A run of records

'''

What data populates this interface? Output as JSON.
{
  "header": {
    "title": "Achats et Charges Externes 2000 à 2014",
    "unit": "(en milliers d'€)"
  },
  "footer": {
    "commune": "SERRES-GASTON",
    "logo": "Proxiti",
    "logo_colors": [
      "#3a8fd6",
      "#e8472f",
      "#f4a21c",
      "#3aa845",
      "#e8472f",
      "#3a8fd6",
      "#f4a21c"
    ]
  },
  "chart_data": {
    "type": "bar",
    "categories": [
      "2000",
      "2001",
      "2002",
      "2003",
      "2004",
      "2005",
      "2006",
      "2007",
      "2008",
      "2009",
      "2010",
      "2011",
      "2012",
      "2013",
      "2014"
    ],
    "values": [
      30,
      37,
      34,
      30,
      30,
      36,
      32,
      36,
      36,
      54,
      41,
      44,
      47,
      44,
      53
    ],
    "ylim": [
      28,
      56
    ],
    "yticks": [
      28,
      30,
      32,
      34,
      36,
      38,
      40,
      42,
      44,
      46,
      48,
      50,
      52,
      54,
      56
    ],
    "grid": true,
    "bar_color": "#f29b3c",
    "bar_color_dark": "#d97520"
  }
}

'''

== What the exercise asks ==
Copy each entry exactly, with nothing added or dropped.

== Answer for the task ==
What data populates this interface? Output as JSON.
{
  "header": {
    "title": "Achats et Charges Externes 2000 à 2014",
    "unit": "(en milliers d'€)"
  },
  "footer": {
    "commune": "SERRES-GASTON",
    "logo": "Proxiti",
    "logo_colors": [
      "#3a8fd6",
      "#e8472f",
      "#f4a21c",
      "#3aa845",
      "#e8472f",
      "#3a8fd6",
      "#f4a21c"
    ]
  },
  "chart_data": {
    "type": "bar",
    "categories": [
      "2000",
      "2001",
      "2002",
      "2003",
      "2004",
      "2005",
      "2006",
      "2007",
      "2008",
      "2009",
      "2010",
      "2011",
      "2012",
      "2013",
      "2014"
    ],
    "values": [
      30,
      37,
      34,
      30,
      30,
      36,
      32,
      36,
      36,
      54,
      41,
      44,
      47,
      44,
      53
    ],
    "ylim": [
      28,
      56
    ],
    "yticks": [
      28,
      30,
      32,
      34,
      36,
      38,
      40,
      42,
      44,
      46,
      48,
      50,
      52,
      54,
      56
    ],
    "grid": true,
    "bar_color": "#f29b3c",
    "bar_color_dark": "#d97520"
  }
}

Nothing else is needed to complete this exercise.